>> BEGIN STORED ROWS

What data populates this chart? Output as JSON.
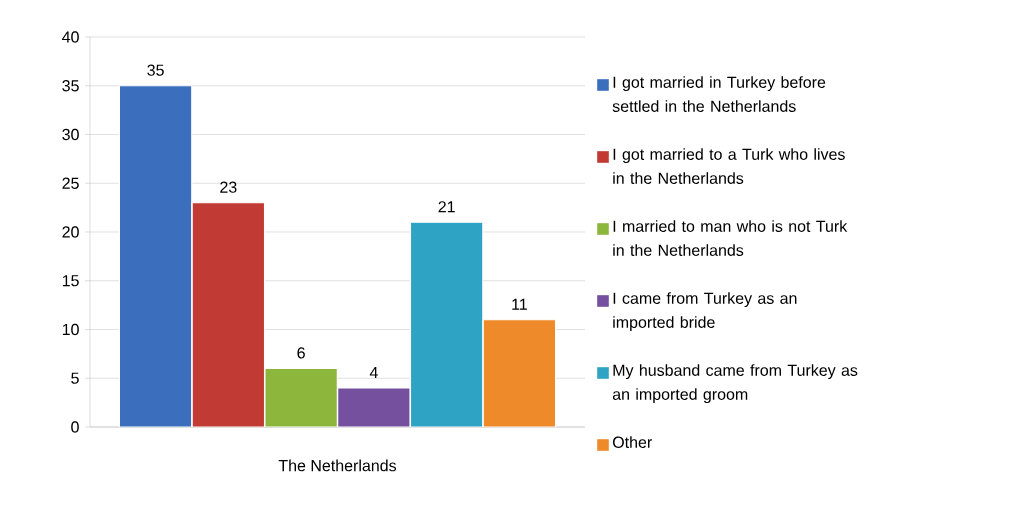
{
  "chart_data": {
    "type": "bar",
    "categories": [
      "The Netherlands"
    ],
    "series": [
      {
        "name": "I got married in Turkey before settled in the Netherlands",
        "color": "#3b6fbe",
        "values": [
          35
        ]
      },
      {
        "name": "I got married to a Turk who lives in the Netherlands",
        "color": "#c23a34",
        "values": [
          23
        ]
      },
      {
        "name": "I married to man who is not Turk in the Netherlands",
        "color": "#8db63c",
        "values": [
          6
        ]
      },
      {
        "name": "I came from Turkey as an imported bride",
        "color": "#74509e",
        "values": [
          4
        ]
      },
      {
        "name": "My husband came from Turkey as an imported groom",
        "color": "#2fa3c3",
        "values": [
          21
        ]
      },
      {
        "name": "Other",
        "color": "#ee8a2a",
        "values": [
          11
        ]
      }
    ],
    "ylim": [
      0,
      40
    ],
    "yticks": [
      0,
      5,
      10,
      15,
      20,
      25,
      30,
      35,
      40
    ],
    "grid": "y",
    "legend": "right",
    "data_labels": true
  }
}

>> END STORED ROWS

> **WHAT YOU ARE ASKED TO DO**
Skipping the pictures, transcribe each line above exactly as it appears.

> **REPLY TO THE TASK**
What data populates this chart? Output as JSON.
{
  "chart_data": {
    "type": "bar",
    "categories": [
      "The Netherlands"
    ],
    "series": [
      {
        "name": "I got married in Turkey before settled in the Netherlands",
        "color": "#3b6fbe",
        "values": [
          35
        ]
      },
      {
        "name": "I got married to a Turk who lives in the Netherlands",
        "color": "#c23a34",
        "values": [
          23
        ]
      },
      {
        "name": "I married to man who is not Turk in the Netherlands",
        "color": "#8db63c",
        "values": [
          6
        ]
      },
      {
        "name": "I came from Turkey as an imported bride",
        "color": "#74509e",
        "values": [
          4
        ]
      },
      {
        "name": "My husband came from Turkey as an imported groom",
        "color": "#2fa3c3",
        "values": [
          21
        ]
      },
      {
        "name": "Other",
        "color": "#ee8a2a",
        "values": [
          11
        ]
      }
    ],
    "ylim": [
      0,
      40
    ],
    "yticks": [
      0,
      5,
      10,
      15,
      20,
      25,
      30,
      35,
      40
    ],
    "grid": "y",
    "legend": "right",
    "data_labels": true
  }
}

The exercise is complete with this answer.